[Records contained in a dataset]

.....

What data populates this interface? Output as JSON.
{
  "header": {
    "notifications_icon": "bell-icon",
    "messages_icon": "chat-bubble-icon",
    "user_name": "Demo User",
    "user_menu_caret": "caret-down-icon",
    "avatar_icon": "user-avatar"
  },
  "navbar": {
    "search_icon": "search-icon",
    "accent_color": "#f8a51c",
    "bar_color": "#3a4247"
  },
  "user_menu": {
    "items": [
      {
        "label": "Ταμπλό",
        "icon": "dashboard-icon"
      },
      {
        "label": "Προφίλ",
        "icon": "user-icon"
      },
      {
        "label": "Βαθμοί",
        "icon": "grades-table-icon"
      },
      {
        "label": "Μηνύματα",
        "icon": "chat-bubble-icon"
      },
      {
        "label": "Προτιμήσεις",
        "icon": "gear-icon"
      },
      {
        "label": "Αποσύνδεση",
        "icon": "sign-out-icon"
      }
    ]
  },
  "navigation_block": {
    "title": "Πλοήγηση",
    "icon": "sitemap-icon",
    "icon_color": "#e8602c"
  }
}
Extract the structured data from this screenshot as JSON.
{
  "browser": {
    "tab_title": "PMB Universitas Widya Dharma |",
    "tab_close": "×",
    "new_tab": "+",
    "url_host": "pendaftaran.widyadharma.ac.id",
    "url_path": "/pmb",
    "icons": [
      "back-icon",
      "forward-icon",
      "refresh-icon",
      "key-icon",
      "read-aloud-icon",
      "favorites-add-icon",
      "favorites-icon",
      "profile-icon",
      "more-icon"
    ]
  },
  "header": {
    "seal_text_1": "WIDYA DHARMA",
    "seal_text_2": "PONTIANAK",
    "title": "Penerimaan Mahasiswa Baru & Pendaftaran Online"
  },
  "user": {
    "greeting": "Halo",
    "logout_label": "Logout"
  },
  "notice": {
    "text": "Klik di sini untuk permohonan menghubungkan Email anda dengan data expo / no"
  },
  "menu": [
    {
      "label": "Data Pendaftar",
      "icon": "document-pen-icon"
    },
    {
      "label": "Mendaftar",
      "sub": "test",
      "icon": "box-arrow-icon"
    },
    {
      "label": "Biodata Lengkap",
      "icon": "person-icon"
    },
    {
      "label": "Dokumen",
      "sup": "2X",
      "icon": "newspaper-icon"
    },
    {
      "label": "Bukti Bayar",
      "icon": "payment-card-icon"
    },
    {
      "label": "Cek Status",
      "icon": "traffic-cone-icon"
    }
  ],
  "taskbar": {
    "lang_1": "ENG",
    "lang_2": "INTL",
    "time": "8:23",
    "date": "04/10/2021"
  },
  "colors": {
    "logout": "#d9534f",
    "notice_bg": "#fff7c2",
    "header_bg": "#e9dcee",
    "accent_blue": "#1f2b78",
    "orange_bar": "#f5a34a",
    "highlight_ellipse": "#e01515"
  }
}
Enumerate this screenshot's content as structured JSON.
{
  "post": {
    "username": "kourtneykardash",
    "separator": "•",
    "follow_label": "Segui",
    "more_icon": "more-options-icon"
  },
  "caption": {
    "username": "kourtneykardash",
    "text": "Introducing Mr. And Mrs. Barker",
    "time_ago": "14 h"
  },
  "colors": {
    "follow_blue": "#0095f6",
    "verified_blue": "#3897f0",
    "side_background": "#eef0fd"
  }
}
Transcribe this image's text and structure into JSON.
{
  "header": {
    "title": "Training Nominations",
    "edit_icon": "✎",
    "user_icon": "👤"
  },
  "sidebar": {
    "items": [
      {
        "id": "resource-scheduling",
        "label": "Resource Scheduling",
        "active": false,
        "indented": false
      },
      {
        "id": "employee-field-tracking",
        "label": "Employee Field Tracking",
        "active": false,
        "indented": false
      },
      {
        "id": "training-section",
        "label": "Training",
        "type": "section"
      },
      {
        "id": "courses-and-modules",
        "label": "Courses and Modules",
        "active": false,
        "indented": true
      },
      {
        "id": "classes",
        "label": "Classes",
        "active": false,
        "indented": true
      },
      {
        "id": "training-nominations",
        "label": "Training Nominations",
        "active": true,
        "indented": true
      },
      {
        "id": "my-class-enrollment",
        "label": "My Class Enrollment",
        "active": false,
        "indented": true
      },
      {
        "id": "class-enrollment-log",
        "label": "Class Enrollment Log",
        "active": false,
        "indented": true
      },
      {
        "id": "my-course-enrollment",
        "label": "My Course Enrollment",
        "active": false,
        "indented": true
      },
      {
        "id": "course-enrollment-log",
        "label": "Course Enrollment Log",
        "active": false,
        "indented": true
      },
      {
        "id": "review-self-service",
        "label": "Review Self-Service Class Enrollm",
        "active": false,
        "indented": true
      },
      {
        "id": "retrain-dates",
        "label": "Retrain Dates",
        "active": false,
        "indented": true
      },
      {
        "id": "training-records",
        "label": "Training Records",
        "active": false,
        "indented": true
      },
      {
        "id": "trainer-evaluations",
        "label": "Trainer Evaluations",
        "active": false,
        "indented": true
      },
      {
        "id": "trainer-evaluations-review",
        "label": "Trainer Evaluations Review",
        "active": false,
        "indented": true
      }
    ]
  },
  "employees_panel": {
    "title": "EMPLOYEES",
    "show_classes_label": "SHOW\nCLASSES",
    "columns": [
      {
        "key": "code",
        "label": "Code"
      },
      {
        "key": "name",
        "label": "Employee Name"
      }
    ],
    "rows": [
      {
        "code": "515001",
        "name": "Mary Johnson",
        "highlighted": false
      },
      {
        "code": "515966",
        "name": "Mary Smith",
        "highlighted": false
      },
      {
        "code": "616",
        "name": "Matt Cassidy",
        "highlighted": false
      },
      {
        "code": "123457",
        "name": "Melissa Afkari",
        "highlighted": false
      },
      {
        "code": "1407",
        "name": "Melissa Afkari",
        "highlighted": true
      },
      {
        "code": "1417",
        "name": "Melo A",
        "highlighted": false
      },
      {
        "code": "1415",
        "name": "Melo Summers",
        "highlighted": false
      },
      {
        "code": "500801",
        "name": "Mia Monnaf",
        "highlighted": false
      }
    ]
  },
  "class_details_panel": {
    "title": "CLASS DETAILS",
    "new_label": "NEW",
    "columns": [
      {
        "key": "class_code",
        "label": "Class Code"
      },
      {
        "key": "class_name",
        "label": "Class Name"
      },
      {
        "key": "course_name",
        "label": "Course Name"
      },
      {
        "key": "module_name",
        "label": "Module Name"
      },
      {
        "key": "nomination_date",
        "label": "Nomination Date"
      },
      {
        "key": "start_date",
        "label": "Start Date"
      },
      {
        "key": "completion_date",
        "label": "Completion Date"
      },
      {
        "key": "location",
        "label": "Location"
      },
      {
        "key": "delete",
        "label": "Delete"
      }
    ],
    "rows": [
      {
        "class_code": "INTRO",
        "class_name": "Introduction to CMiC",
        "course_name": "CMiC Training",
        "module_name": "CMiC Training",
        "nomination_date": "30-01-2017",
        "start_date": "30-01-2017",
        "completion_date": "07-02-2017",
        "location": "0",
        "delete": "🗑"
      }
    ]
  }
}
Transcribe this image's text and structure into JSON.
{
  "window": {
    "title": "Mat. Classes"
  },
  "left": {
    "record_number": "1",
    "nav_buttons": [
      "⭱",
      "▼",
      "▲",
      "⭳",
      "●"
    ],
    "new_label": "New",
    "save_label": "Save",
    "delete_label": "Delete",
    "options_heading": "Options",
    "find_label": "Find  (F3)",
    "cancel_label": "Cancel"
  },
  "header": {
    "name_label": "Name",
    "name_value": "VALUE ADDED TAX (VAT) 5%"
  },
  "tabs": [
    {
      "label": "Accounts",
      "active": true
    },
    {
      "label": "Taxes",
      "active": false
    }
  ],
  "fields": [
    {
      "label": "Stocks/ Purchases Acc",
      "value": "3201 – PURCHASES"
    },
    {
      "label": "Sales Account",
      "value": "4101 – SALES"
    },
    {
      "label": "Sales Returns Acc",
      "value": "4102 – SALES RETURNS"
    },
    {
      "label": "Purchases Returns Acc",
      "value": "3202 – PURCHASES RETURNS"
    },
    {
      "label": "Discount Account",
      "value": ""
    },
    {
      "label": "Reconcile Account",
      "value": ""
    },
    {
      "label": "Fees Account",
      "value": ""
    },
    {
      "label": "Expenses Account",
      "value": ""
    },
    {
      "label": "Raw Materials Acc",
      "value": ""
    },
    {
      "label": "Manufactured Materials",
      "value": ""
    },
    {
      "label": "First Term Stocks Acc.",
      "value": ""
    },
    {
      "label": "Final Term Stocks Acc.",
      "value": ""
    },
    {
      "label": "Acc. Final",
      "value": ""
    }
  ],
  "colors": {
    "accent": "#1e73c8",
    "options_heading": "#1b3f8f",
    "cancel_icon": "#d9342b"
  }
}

.....

Wherever the word "Term" occurs in a line of the listing, copy that line.

      "label": "First Term Stocks Acc.",
      "label": "Final Term Stocks Acc.",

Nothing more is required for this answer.